▶ **What is expected**
All entries below are to be set down again, identical to the source.
________________
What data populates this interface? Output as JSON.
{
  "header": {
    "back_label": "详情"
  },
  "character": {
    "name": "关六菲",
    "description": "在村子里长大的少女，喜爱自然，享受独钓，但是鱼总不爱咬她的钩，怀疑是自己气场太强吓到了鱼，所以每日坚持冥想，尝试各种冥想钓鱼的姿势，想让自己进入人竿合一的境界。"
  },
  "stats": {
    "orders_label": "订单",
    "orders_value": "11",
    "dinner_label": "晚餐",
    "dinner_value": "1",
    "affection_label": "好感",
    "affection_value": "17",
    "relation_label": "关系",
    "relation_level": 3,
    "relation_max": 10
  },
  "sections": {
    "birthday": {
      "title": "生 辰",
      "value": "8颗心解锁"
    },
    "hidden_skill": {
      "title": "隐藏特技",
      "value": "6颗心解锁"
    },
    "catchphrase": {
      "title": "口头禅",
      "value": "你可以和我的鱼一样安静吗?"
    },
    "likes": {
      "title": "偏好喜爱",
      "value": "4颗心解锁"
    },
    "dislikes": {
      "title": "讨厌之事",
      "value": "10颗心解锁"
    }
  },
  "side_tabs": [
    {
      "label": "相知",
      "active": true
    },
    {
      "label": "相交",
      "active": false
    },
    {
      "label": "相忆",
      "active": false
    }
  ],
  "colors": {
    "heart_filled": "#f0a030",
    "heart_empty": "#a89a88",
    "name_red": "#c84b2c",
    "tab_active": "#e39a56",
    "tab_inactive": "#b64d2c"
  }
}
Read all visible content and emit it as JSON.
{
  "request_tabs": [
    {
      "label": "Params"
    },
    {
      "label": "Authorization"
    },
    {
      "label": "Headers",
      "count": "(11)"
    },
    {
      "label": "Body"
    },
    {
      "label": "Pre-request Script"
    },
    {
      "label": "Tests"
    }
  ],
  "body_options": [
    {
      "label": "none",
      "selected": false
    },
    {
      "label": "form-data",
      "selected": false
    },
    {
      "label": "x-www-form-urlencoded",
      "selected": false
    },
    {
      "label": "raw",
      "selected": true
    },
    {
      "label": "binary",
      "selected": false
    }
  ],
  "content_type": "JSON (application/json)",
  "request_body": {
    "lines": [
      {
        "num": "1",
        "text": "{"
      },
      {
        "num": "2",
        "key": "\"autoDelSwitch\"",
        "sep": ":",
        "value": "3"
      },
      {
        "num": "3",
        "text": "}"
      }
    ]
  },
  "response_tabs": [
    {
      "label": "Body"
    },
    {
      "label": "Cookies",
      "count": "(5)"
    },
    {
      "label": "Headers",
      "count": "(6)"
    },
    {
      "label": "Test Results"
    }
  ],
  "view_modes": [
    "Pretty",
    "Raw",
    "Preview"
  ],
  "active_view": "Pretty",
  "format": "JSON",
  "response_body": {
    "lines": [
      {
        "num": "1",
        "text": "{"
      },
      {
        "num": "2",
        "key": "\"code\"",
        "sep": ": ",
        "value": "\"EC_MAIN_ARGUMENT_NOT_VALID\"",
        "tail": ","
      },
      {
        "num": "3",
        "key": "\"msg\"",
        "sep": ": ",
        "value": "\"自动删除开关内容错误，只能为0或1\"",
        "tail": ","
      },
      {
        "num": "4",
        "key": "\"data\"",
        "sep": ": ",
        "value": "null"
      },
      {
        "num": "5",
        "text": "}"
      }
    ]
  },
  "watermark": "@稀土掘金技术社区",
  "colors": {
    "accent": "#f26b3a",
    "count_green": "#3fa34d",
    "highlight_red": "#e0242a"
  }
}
________________
▶ **The response**
What data populates this interface? Output as JSON.
{
  "header": {
    "back_label": "详情"
  },
  "character": {
    "name": "关六菲",
    "description": "在村子里长大的少女，喜爱自然，享受独钓，但是鱼总不爱咬她的钩，怀疑是自己气场太强吓到了鱼，所以每日坚持冥想，尝试各种冥想钓鱼的姿势，想让自己进入人竿合一的境界。"
  },
  "stats": {
    "orders_label": "订单",
    "orders_value": "11",
    "dinner_label": "晚餐",
    "dinner_value": "1",
    "affection_label": "好感",
    "affection_value": "17",
    "relation_label": "关系",
    "relation_level": 3,
    "relation_max": 10
  },
  "sections": {
    "birthday": {
      "title": "生 辰",
      "value": "8颗心解锁"
    },
    "hidden_skill": {
      "title": "隐藏特技",
      "value": "6颗心解锁"
    },
    "catchphrase": {
      "title": "口头禅",
      "value": "你可以和我的鱼一样安静吗?"
    },
    "likes": {
      "title": "偏好喜爱",
      "value": "4颗心解锁"
    },
    "dislikes": {
      "title": "讨厌之事",
      "value": "10颗心解锁"
    }
  },
  "side_tabs": [
    {
      "label": "相知",
      "active": true
    },
    {
      "label": "相交",
      "active": false
    },
    {
      "label": "相忆",
      "active": false
    }
  ],
  "colors": {
    "heart_filled": "#f0a030",
    "heart_empty": "#a89a88",
    "name_red": "#c84b2c",
    "tab_active": "#e39a56",
    "tab_inactive": "#b64d2c"
  }
}
Read all visible content and emit it as JSON.
{
  "request_tabs": [
    {
      "label": "Params"
    },
    {
      "label": "Authorization"
    },
    {
      "label": "Headers",
      "count": "(11)"
    },
    {
      "label": "Body"
    },
    {
      "label": "Pre-request Script"
    },
    {
      "label": "Tests"
    }
  ],
  "body_options": [
    {
      "label": "none",
      "selected": false
    },
    {
      "label": "form-data",
      "selected": false
    },
    {
      "label": "x-www-form-urlencoded",
      "selected": false
    },
    {
      "label": "raw",
      "selected": true
    },
    {
      "label": "binary",
      "selected": false
    }
  ],
  "content_type": "JSON (application/json)",
  "request_body": {
    "lines": [
      {
        "num": "1",
        "text": "{"
      },
      {
        "num": "2",
        "key": "\"autoDelSwitch\"",
        "sep": ":",
        "value": "3"
      },
      {
        "num": "3",
        "text": "}"
      }
    ]
  },
  "response_tabs": [
    {
      "label": "Body"
    },
    {
      "label": "Cookies",
      "count": "(5)"
    },
    {
      "label": "Headers",
      "count": "(6)"
    },
    {
      "label": "Test Results"
    }
  ],
  "view_modes": [
    "Pretty",
    "Raw",
    "Preview"
  ],
  "active_view": "Pretty",
  "format": "JSON",
  "response_body": {
    "lines": [
      {
        "num": "1",
        "text": "{"
      },
      {
        "num": "2",
        "key": "\"code\"",
        "sep": ": ",
        "value": "\"EC_MAIN_ARGUMENT_NOT_VALID\"",
        "tail": ","
      },
      {
        "num": "3",
        "key": "\"msg\"",
        "sep": ": ",
        "value": "\"自动删除开关内容错误，只能为0或1\"",
        "tail": ","
      },
      {
        "num": "4",
        "key": "\"data\"",
        "sep": ": ",
        "value": "null"
      },
      {
        "num": "5",
        "text": "}"
      }
    ]
  },
  "watermark": "@稀土掘金技术社区",
  "colors": {
    "accent": "#f26b3a",
    "count_green": "#3fa34d",
    "highlight_red": "#e0242a"
  }
}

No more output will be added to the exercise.